- **What this task involves**
From the data that follows, copy every line holding the string "экспертизы".

- **Dataset**
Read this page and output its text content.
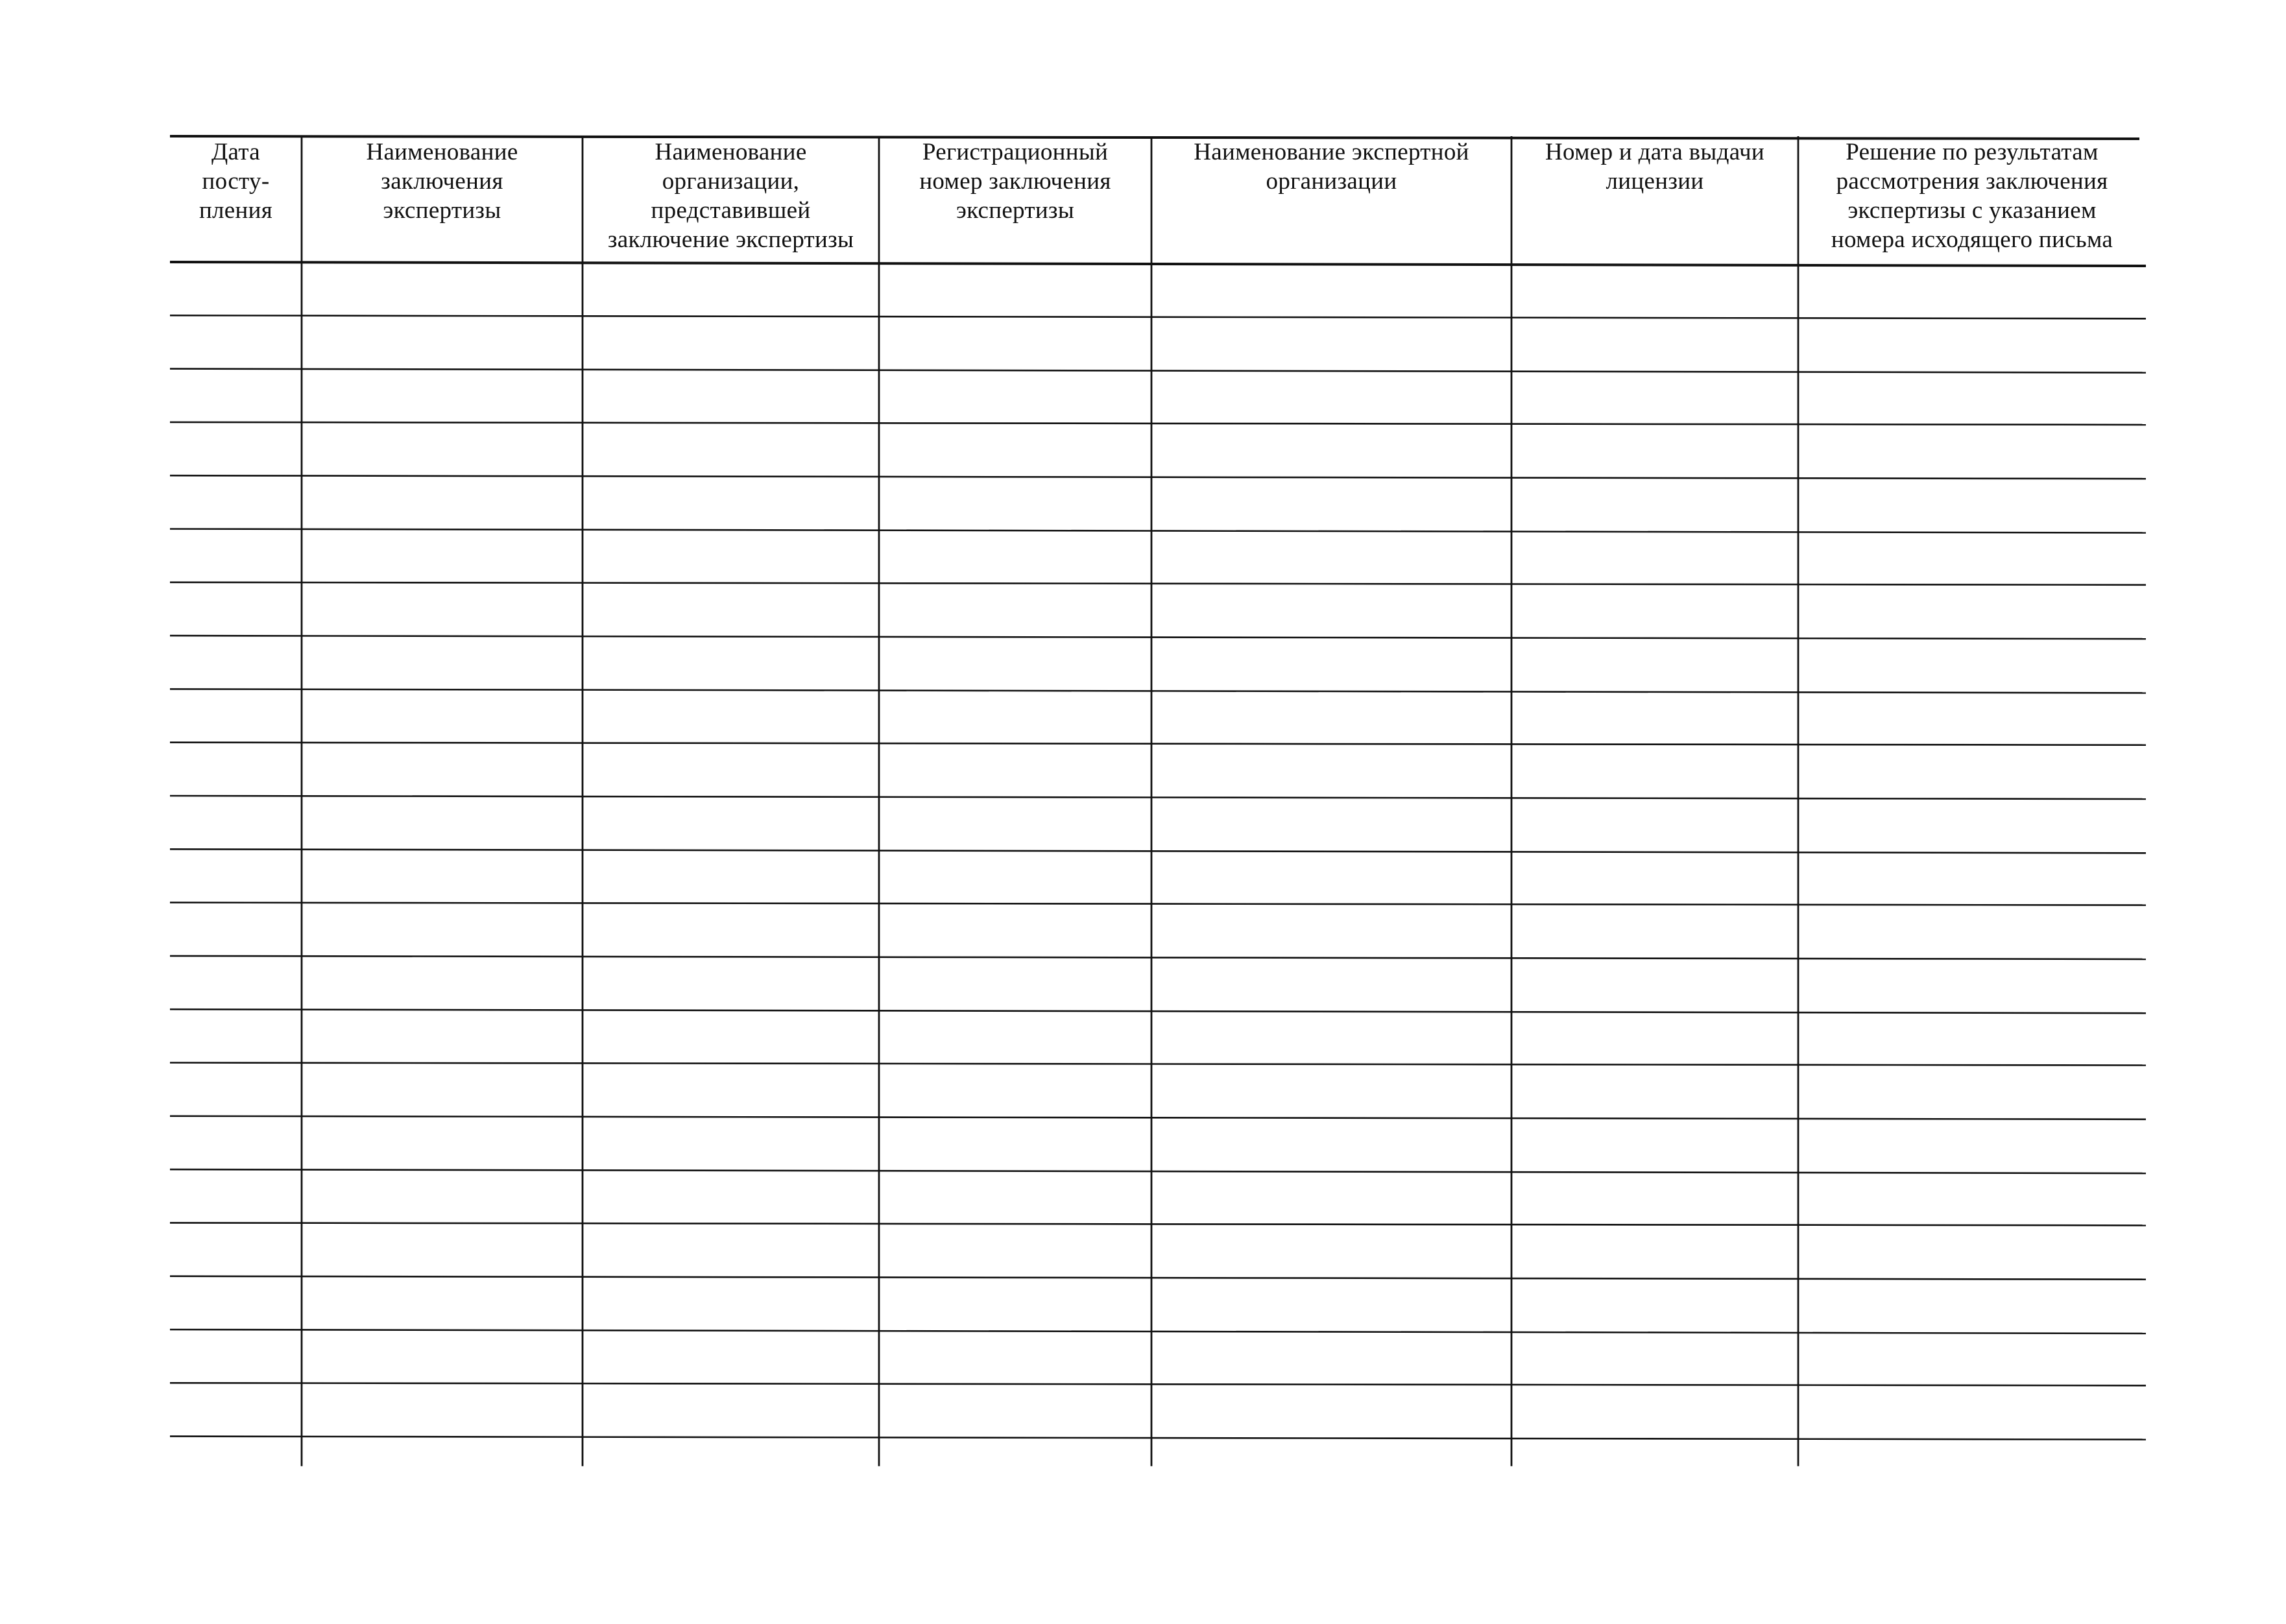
Дата
посту-
пления
Наименование
заключения
экспертизы
Наименование
организации,
представившей
заключение экспертизы
Регистрационный
номер заключения
экспертизы
Наименование экспертной
организации
Номер и дата выдачи
лицензии
Решение по результатам
рассмотрения заключения
экспертизы с указанием
номера исходящего письма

- **The solution**
экспертизы
заключение экспертизы
экспертизы
экспертизы с указанием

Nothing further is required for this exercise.